[AIM]
Give back the records below exactly, every one, with no pictures.
==================================================
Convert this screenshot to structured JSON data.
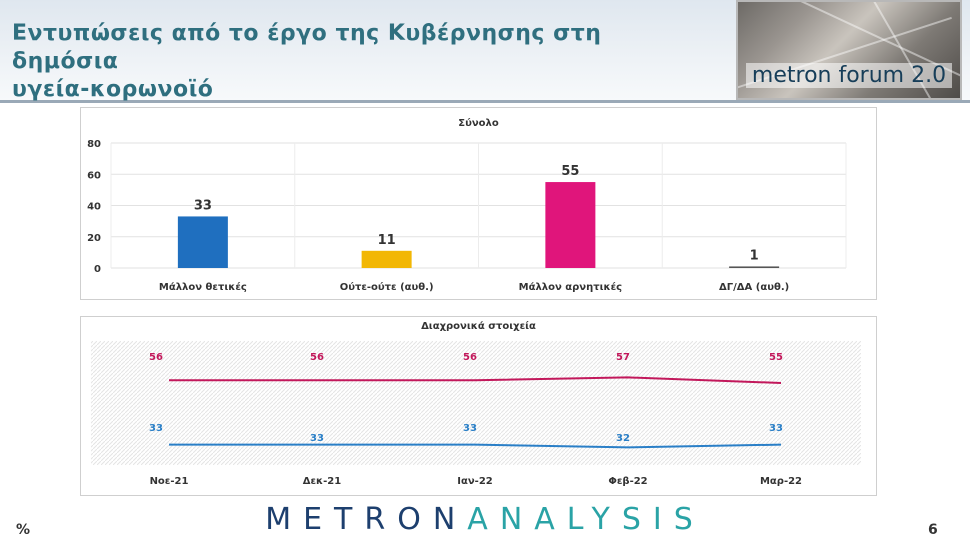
{
  "slide": {
    "title_line1": "Εντυπώσεις από το έργο της Κυβέρνησης στη δημόσια",
    "title_line2": "υγεία-κορωνοϊό",
    "logo_text": "metron forum 2.0",
    "footer_brand_part1": "METRON",
    "footer_brand_part2": "ANALYSIS",
    "percent_sign": "%",
    "page_number": "6"
  },
  "chart_data": [
    {
      "type": "bar",
      "title": "Σύνολο",
      "categories": [
        "Μάλλον θετικές",
        "Ούτε-ούτε (αυθ.)",
        "Μάλλον αρνητικές",
        "ΔΓ/ΔΑ (αυθ.)"
      ],
      "values": [
        33,
        11,
        55,
        1
      ],
      "value_labels": [
        "33",
        "11",
        "55",
        "1"
      ],
      "colors": [
        "#1f6fbf",
        "#f2b705",
        "#e0157b",
        "#555555"
      ],
      "ylim": [
        0,
        80
      ],
      "yticks": [
        0,
        20,
        40,
        60,
        80
      ],
      "ytick_labels": [
        "0",
        "20",
        "40",
        "60",
        "80"
      ],
      "grid": true
    },
    {
      "type": "line",
      "title": "Διαχρονικά στοιχεία",
      "categories": [
        "Νοε-21",
        "Δεκ-21",
        "Ιαν-22",
        "Φεβ-22",
        "Μαρ-22"
      ],
      "series": [
        {
          "values": [
            56,
            56,
            56,
            57,
            55
          ],
          "labels": [
            "56",
            "56",
            "56",
            "57",
            "55"
          ],
          "color": "#c2185b"
        },
        {
          "values": [
            33,
            33,
            33,
            32,
            33
          ],
          "labels": [
            "33",
            "33",
            "33",
            "32",
            "33"
          ],
          "color": "#2a7fc7"
        }
      ],
      "grid": true
    }
  ]
}
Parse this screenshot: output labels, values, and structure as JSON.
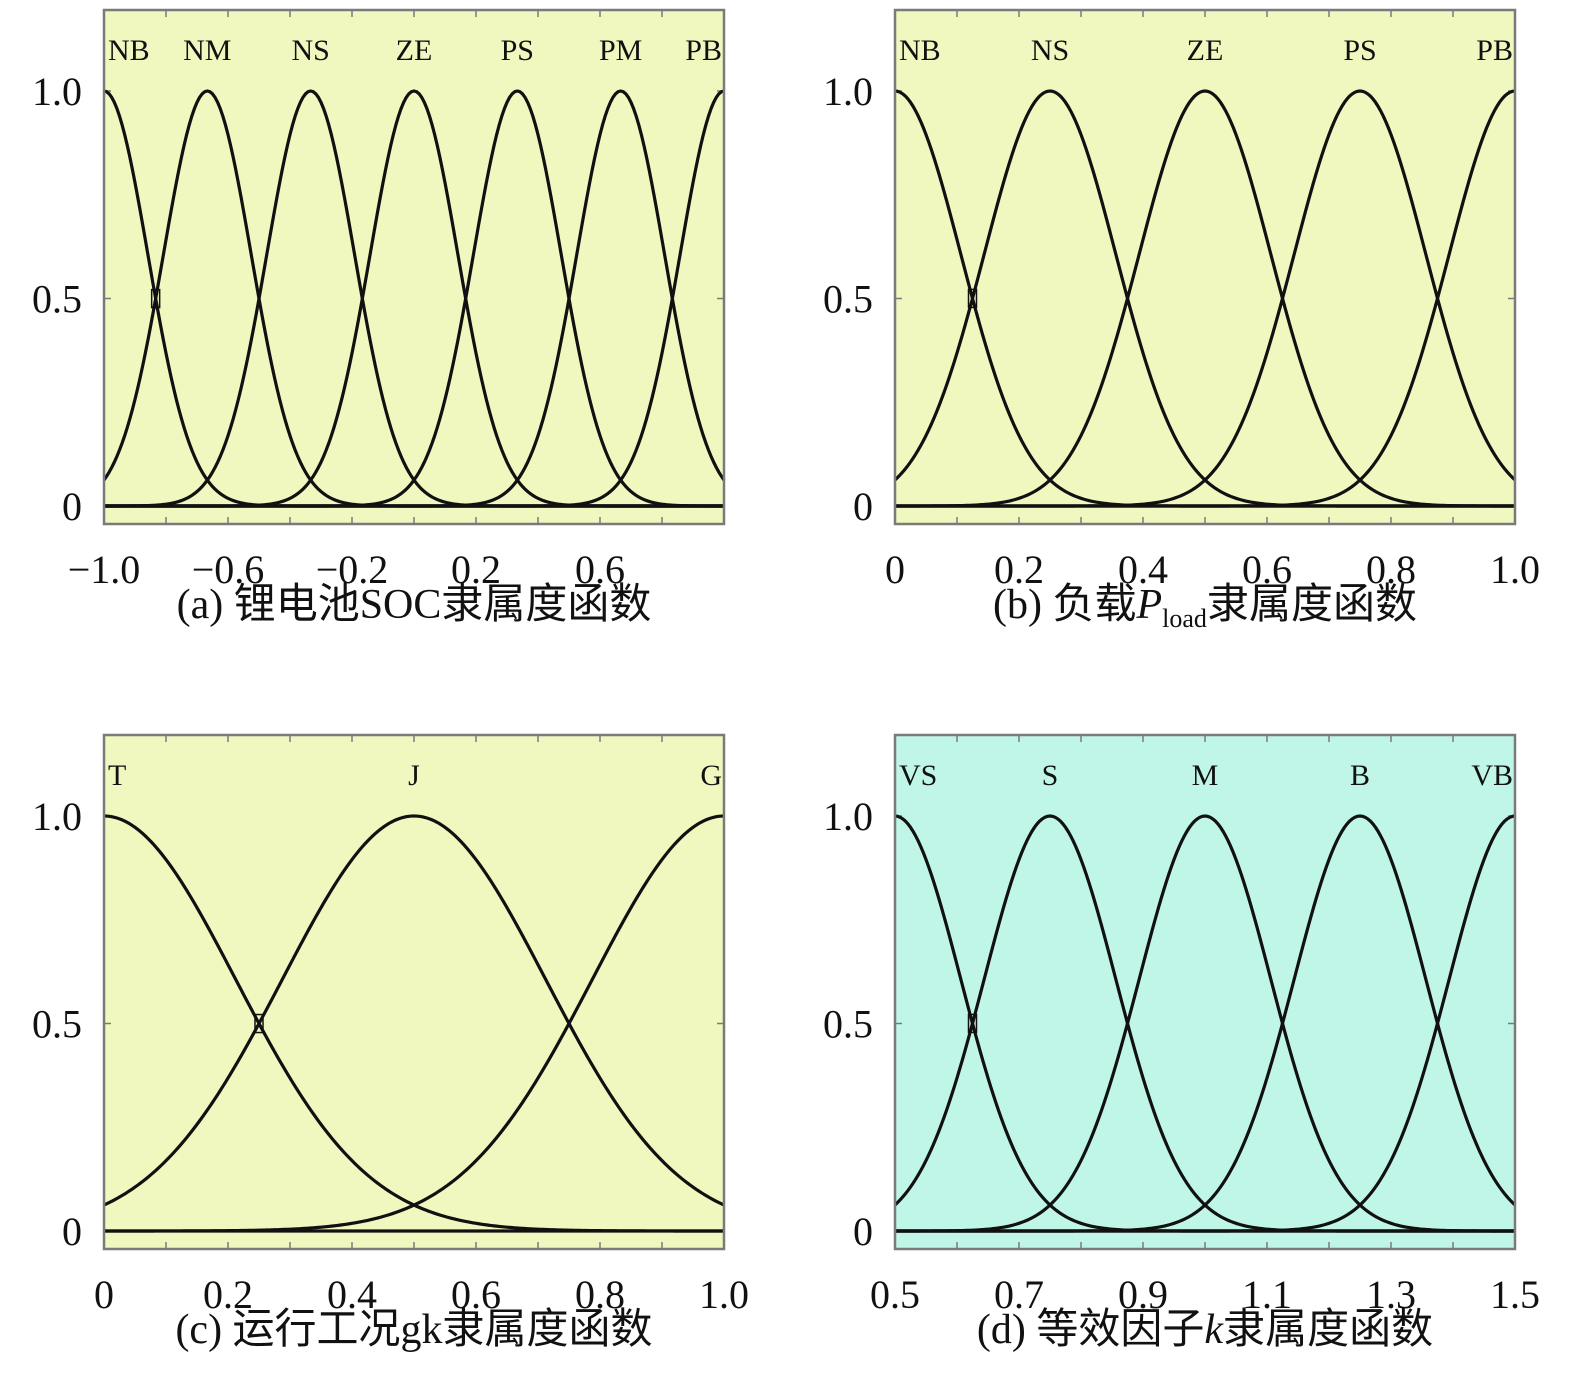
{
  "colors": {
    "plot_bg_yellow": "#f0f8bf",
    "plot_bg_cyan": "#c0f6e8",
    "frame": "#7a7a7a",
    "curve": "#111111"
  },
  "chart_data": [
    {
      "type": "line",
      "subtype": "gaussian-membership-functions",
      "caption": {
        "prefix": "(a) 锂电池SOC隶属度函数",
        "var": "",
        "sub": "",
        "suffix": ""
      },
      "bg": "plot_bg_yellow",
      "xlim": [
        -1.0,
        1.0
      ],
      "ylim": [
        0,
        1.2
      ],
      "xticks": [
        -1.0,
        -0.6,
        -0.2,
        0.2,
        0.6
      ],
      "xtick_labels": [
        "−1.0",
        "−0.6",
        "−0.2",
        "0.2",
        "0.6"
      ],
      "xtick_marks": [
        -1.0,
        -0.8,
        -0.6,
        -0.4,
        -0.2,
        0.0,
        0.2,
        0.4,
        0.6,
        0.8,
        1.0
      ],
      "yticks": [
        0,
        0.5,
        1.0
      ],
      "ytick_labels": [
        "0",
        "0.5",
        "1.0"
      ],
      "sigma": 0.1415,
      "series": [
        {
          "name": "NB",
          "center": -1.0
        },
        {
          "name": "NM",
          "center": -0.6667
        },
        {
          "name": "NS",
          "center": -0.3333
        },
        {
          "name": "ZE",
          "center": 0.0
        },
        {
          "name": "PS",
          "center": 0.3333
        },
        {
          "name": "PM",
          "center": 0.6667
        },
        {
          "name": "PB",
          "center": 1.0
        }
      ]
    },
    {
      "type": "line",
      "subtype": "gaussian-membership-functions",
      "caption": {
        "prefix": "(b) 负载",
        "var": "P",
        "sub": "load",
        "suffix": "隶属度函数"
      },
      "bg": "plot_bg_yellow",
      "xlim": [
        0,
        1.0
      ],
      "ylim": [
        0,
        1.2
      ],
      "xticks": [
        0,
        0.2,
        0.4,
        0.6,
        0.8,
        1.0
      ],
      "xtick_labels": [
        "0",
        "0.2",
        "0.4",
        "0.6",
        "0.8",
        "1.0"
      ],
      "xtick_marks": [
        0,
        0.1,
        0.2,
        0.3,
        0.4,
        0.5,
        0.6,
        0.7,
        0.8,
        0.9,
        1.0
      ],
      "yticks": [
        0,
        0.5,
        1.0
      ],
      "ytick_labels": [
        "0",
        "0.5",
        "1.0"
      ],
      "sigma": 0.1062,
      "series": [
        {
          "name": "NB",
          "center": 0.0
        },
        {
          "name": "NS",
          "center": 0.25
        },
        {
          "name": "ZE",
          "center": 0.5
        },
        {
          "name": "PS",
          "center": 0.75
        },
        {
          "name": "PB",
          "center": 1.0
        }
      ]
    },
    {
      "type": "line",
      "subtype": "gaussian-membership-functions",
      "caption": {
        "prefix": "(c) 运行工况gk隶属度函数",
        "var": "",
        "sub": "",
        "suffix": ""
      },
      "bg": "plot_bg_yellow",
      "xlim": [
        0,
        1.0
      ],
      "ylim": [
        0,
        1.2
      ],
      "xticks": [
        0,
        0.2,
        0.4,
        0.6,
        0.8,
        1.0
      ],
      "xtick_labels": [
        "0",
        "0.2",
        "0.4",
        "0.6",
        "0.8",
        "1.0"
      ],
      "xtick_marks": [
        0,
        0.1,
        0.2,
        0.3,
        0.4,
        0.5,
        0.6,
        0.7,
        0.8,
        0.9,
        1.0
      ],
      "yticks": [
        0,
        0.5,
        1.0
      ],
      "ytick_labels": [
        "0",
        "0.5",
        "1.0"
      ],
      "sigma": 0.2123,
      "series": [
        {
          "name": "T",
          "center": 0.0
        },
        {
          "name": "J",
          "center": 0.5
        },
        {
          "name": "G",
          "center": 1.0
        }
      ]
    },
    {
      "type": "line",
      "subtype": "gaussian-membership-functions",
      "caption": {
        "prefix": "(d) 等效因子",
        "var": "k",
        "sub": "",
        "suffix": "隶属度函数"
      },
      "bg": "plot_bg_cyan",
      "xlim": [
        0.5,
        1.5
      ],
      "ylim": [
        0,
        1.2
      ],
      "xticks": [
        0.5,
        0.7,
        0.9,
        1.1,
        1.3,
        1.5
      ],
      "xtick_labels": [
        "0.5",
        "0.7",
        "0.9",
        "1.1",
        "1.3",
        "1.5"
      ],
      "xtick_marks": [
        0.5,
        0.6,
        0.7,
        0.8,
        0.9,
        1.0,
        1.1,
        1.2,
        1.3,
        1.4,
        1.5
      ],
      "yticks": [
        0,
        0.5,
        1.0
      ],
      "ytick_labels": [
        "0",
        "0.5",
        "1.0"
      ],
      "sigma": 0.1062,
      "series": [
        {
          "name": "VS",
          "center": 0.5
        },
        {
          "name": "S",
          "center": 0.75
        },
        {
          "name": "M",
          "center": 1.0
        },
        {
          "name": "B",
          "center": 1.25
        },
        {
          "name": "VB",
          "center": 1.5
        }
      ]
    }
  ]
}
==================================================
[RESULT OF THIS TASK]
Convert this screenshot to structured JSON data.
{
  "slide": {
    "title_line1": "Εντυπώσεις από το έργο της Κυβέρνησης στη δημόσια",
    "title_line2": "υγεία-κορωνοϊό",
    "logo_text": "metron forum 2.0",
    "footer_brand_part1": "METRON",
    "footer_brand_part2": "ANALYSIS",
    "percent_sign": "%",
    "page_number": "6"
  },
  "chart_data": [
    {
      "type": "bar",
      "title": "Σύνολο",
      "categories": [
        "Μάλλον θετικές",
        "Ούτε-ούτε (αυθ.)",
        "Μάλλον αρνητικές",
        "ΔΓ/ΔΑ (αυθ.)"
      ],
      "values": [
        33,
        11,
        55,
        1
      ],
      "value_labels": [
        "33",
        "11",
        "55",
        "1"
      ],
      "colors": [
        "#1f6fbf",
        "#f2b705",
        "#e0157b",
        "#555555"
      ],
      "ylim": [
        0,
        80
      ],
      "yticks": [
        0,
        20,
        40,
        60,
        80
      ],
      "ytick_labels": [
        "0",
        "20",
        "40",
        "60",
        "80"
      ],
      "grid": true
    },
    {
      "type": "line",
      "title": "Διαχρονικά στοιχεία",
      "categories": [
        "Νοε-21",
        "Δεκ-21",
        "Ιαν-22",
        "Φεβ-22",
        "Μαρ-22"
      ],
      "series": [
        {
          "values": [
            56,
            56,
            56,
            57,
            55
          ],
          "labels": [
            "56",
            "56",
            "56",
            "57",
            "55"
          ],
          "color": "#c2185b"
        },
        {
          "values": [
            33,
            33,
            33,
            32,
            33
          ],
          "labels": [
            "33",
            "33",
            "33",
            "32",
            "33"
          ],
          "color": "#2a7fc7"
        }
      ],
      "grid": true
    }
  ]
}
Parse this screenshot: output labels, values, and structure as JSON.
{
  "colors": {
    "plot_bg_yellow": "#f0f8bf",
    "plot_bg_cyan": "#c0f6e8",
    "frame": "#7a7a7a",
    "curve": "#111111"
  },
  "chart_data": [
    {
      "type": "line",
      "subtype": "gaussian-membership-functions",
      "caption": {
        "prefix": "(a) 锂电池SOC隶属度函数",
        "var": "",
        "sub": "",
        "suffix": ""
      },
      "bg": "plot_bg_yellow",
      "xlim": [
        -1.0,
        1.0
      ],
      "ylim": [
        0,
        1.2
      ],
      "xticks": [
        -1.0,
        -0.6,
        -0.2,
        0.2,
        0.6
      ],
      "xtick_labels": [
        "−1.0",
        "−0.6",
        "−0.2",
        "0.2",
        "0.6"
      ],
      "xtick_marks": [
        -1.0,
        -0.8,
        -0.6,
        -0.4,
        -0.2,
        0.0,
        0.2,
        0.4,
        0.6,
        0.8,
        1.0
      ],
      "yticks": [
        0,
        0.5,
        1.0
      ],
      "ytick_labels": [
        "0",
        "0.5",
        "1.0"
      ],
      "sigma": 0.1415,
      "series": [
        {
          "name": "NB",
          "center": -1.0
        },
        {
          "name": "NM",
          "center": -0.6667
        },
        {
          "name": "NS",
          "center": -0.3333
        },
        {
          "name": "ZE",
          "center": 0.0
        },
        {
          "name": "PS",
          "center": 0.3333
        },
        {
          "name": "PM",
          "center": 0.6667
        },
        {
          "name": "PB",
          "center": 1.0
        }
      ]
    },
    {
      "type": "line",
      "subtype": "gaussian-membership-functions",
      "caption": {
        "prefix": "(b) 负载",
        "var": "P",
        "sub": "load",
        "suffix": "隶属度函数"
      },
      "bg": "plot_bg_yellow",
      "xlim": [
        0,
        1.0
      ],
      "ylim": [
        0,
        1.2
      ],
      "xticks": [
        0,
        0.2,
        0.4,
        0.6,
        0.8,
        1.0
      ],
      "xtick_labels": [
        "0",
        "0.2",
        "0.4",
        "0.6",
        "0.8",
        "1.0"
      ],
      "xtick_marks": [
        0,
        0.1,
        0.2,
        0.3,
        0.4,
        0.5,
        0.6,
        0.7,
        0.8,
        0.9,
        1.0
      ],
      "yticks": [
        0,
        0.5,
        1.0
      ],
      "ytick_labels": [
        "0",
        "0.5",
        "1.0"
      ],
      "sigma": 0.1062,
      "series": [
        {
          "name": "NB",
          "center": 0.0
        },
        {
          "name": "NS",
          "center": 0.25
        },
        {
          "name": "ZE",
          "center": 0.5
        },
        {
          "name": "PS",
          "center": 0.75
        },
        {
          "name": "PB",
          "center": 1.0
        }
      ]
    },
    {
      "type": "line",
      "subtype": "gaussian-membership-functions",
      "caption": {
        "prefix": "(c) 运行工况gk隶属度函数",
        "var": "",
        "sub": "",
        "suffix": ""
      },
      "bg": "plot_bg_yellow",
      "xlim": [
        0,
        1.0
      ],
      "ylim": [
        0,
        1.2
      ],
      "xticks": [
        0,
        0.2,
        0.4,
        0.6,
        0.8,
        1.0
      ],
      "xtick_labels": [
        "0",
        "0.2",
        "0.4",
        "0.6",
        "0.8",
        "1.0"
      ],
      "xtick_marks": [
        0,
        0.1,
        0.2,
        0.3,
        0.4,
        0.5,
        0.6,
        0.7,
        0.8,
        0.9,
        1.0
      ],
      "yticks": [
        0,
        0.5,
        1.0
      ],
      "ytick_labels": [
        "0",
        "0.5",
        "1.0"
      ],
      "sigma": 0.2123,
      "series": [
        {
          "name": "T",
          "center": 0.0
        },
        {
          "name": "J",
          "center": 0.5
        },
        {
          "name": "G",
          "center": 1.0
        }
      ]
    },
    {
      "type": "line",
      "subtype": "gaussian-membership-functions",
      "caption": {
        "prefix": "(d) 等效因子",
        "var": "k",
        "sub": "",
        "suffix": "隶属度函数"
      },
      "bg": "plot_bg_cyan",
      "xlim": [
        0.5,
        1.5
      ],
      "ylim": [
        0,
        1.2
      ],
      "xticks": [
        0.5,
        0.7,
        0.9,
        1.1,
        1.3,
        1.5
      ],
      "xtick_labels": [
        "0.5",
        "0.7",
        "0.9",
        "1.1",
        "1.3",
        "1.5"
      ],
      "xtick_marks": [
        0.5,
        0.6,
        0.7,
        0.8,
        0.9,
        1.0,
        1.1,
        1.2,
        1.3,
        1.4,
        1.5
      ],
      "yticks": [
        0,
        0.5,
        1.0
      ],
      "ytick_labels": [
        "0",
        "0.5",
        "1.0"
      ],
      "sigma": 0.1062,
      "series": [
        {
          "name": "VS",
          "center": 0.5
        },
        {
          "name": "S",
          "center": 0.75
        },
        {
          "name": "M",
          "center": 1.0
        },
        {
          "name": "B",
          "center": 1.25
        },
        {
          "name": "VB",
          "center": 1.5
        }
      ]
    }
  ]
}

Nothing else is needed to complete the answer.